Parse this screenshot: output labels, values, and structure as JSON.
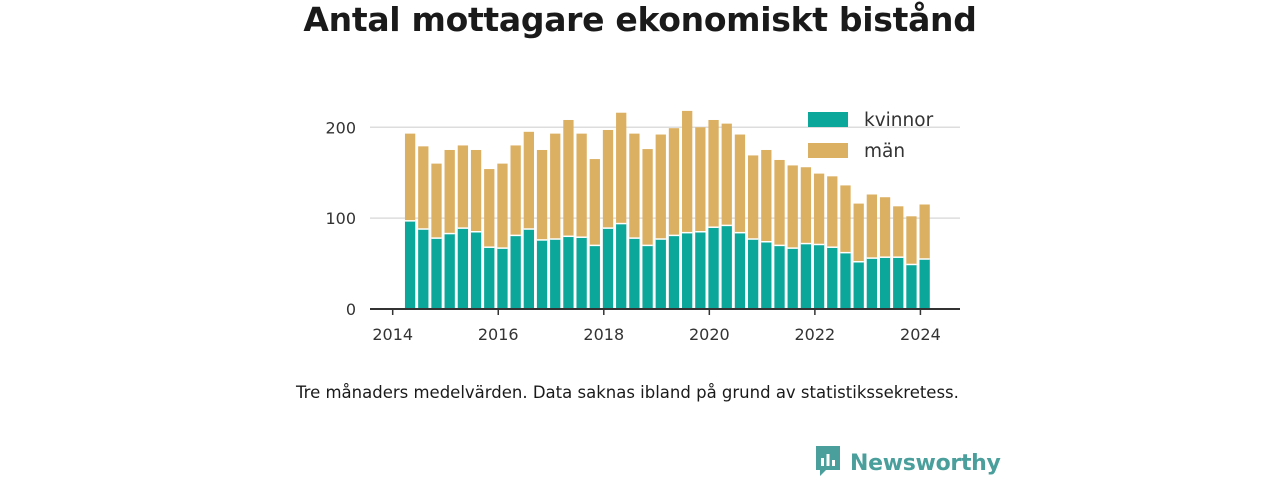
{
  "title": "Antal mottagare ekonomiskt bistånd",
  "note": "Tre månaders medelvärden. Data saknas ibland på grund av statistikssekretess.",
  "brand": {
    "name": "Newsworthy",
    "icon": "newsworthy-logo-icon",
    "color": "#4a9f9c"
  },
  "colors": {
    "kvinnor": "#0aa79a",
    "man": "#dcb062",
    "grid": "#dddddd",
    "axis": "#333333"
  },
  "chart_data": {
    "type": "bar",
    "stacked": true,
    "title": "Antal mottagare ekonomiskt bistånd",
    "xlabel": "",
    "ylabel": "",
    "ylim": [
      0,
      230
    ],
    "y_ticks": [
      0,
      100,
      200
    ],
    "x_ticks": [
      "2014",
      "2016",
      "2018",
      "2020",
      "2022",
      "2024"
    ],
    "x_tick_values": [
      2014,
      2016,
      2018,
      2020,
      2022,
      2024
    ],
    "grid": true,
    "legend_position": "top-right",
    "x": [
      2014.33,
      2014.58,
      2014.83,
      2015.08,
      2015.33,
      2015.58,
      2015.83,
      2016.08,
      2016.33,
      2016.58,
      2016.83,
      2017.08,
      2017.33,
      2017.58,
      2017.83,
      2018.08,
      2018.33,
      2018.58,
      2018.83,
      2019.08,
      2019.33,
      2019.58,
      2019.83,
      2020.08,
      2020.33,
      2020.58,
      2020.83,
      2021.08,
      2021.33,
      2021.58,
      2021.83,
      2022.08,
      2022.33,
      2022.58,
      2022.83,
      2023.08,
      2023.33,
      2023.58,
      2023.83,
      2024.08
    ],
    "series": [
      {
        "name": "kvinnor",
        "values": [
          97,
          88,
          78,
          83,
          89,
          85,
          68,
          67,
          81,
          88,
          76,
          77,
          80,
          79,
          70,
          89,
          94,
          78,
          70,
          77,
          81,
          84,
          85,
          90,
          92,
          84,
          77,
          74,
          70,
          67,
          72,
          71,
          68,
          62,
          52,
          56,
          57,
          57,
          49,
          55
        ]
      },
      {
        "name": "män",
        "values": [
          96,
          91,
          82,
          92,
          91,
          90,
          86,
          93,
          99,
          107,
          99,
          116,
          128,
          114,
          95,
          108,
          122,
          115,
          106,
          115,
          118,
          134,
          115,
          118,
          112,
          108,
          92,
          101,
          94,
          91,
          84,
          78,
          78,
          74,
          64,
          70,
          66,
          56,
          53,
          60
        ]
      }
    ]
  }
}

....

_Task to complete_: In the records above, tally the lines where the word "title" appears, and give the number and nothing else.

_Result of the exercise_: 2